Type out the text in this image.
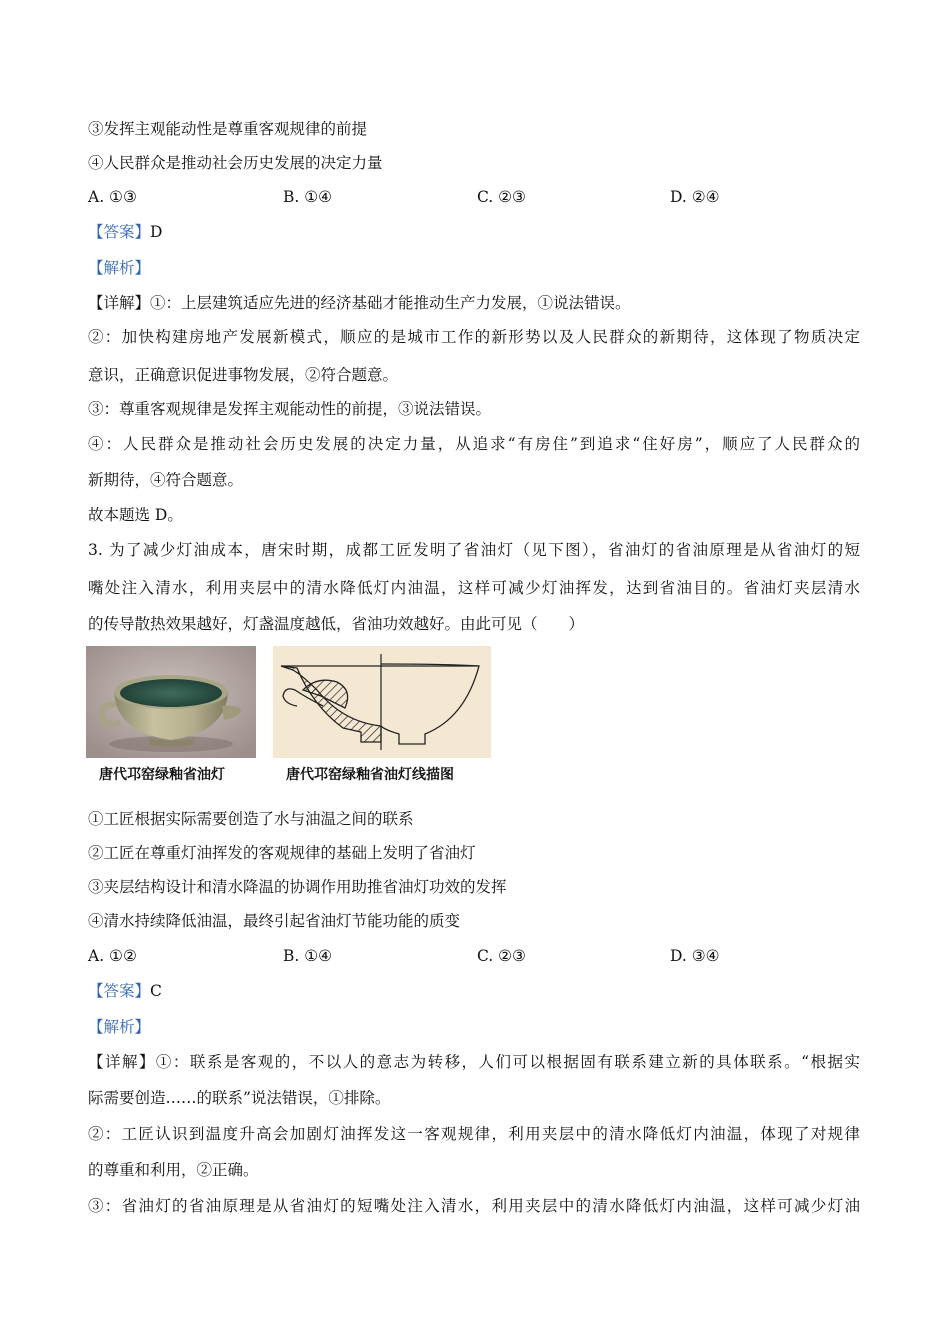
③发挥主观能动性是尊重客观规律的前提
④人民群众是推动社会历史发展的决定力量
A. ①③	B. ①④	C. ②③	D. ②④
【答案】D
【解析】
【详解】①：上层建筑适应先进的经济基础才能推动生产力发展，①说法错误。
②：加快构建房地产发展新模式，顺应的是城市工作的新形势以及人民群众的新期待，这体现了物质决定
意识，正确意识促进事物发展，②符合题意。
③：尊重客观规律是发挥主观能动性的前提，③说法错误。
④：人民群众是推动社会历史发展的决定力量，从追求“有房住”到追求“住好房”，顺应了人民群众的
新期待，④符合题意。
故本题选 D。
3. 为了减少灯油成本，唐宋时期，成都工匠发明了省油灯（见下图），省油灯的省油原理是从省油灯的短
嘴处注入清水，利用夹层中的清水降低灯内油温，这样可减少灯油挥发，达到省油目的。省油灯夹层清水
的传导散热效果越好，灯盏温度越低，省油功效越好。由此可见（　　）
唐代邛窑绿釉省油灯	唐代邛窑绿釉省油灯线描图
①工匠根据实际需要创造了水与油温之间的联系
②工匠在尊重灯油挥发的客观规律的基础上发明了省油灯
③夹层结构设计和清水降温的协调作用助推省油灯功效的发挥
④清水持续降低油温，最终引起省油灯节能功能的质变
A. ①②	B. ①④	C. ②③	D. ③④
【答案】C
【解析】
【详解】①：联系是客观的，不以人的意志为转移，人们可以根据固有联系建立新的具体联系。“根据实
际需要创造……的联系”说法错误，①排除。
②：工匠认识到温度升高会加剧灯油挥发这一客观规律，利用夹层中的清水降低灯内油温，体现了对规律
的尊重和利用，②正确。
③：省油灯的省油原理是从省油灯的短嘴处注入清水，利用夹层中的清水降低灯内油温，这样可减少灯油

_WHAT TO PRODUCE_: Among the entries above, how many lines hold the string "利用夹层中的清水降低灯内油温"? Give the number by itself.

_EXERCISE OUTPUT_: 3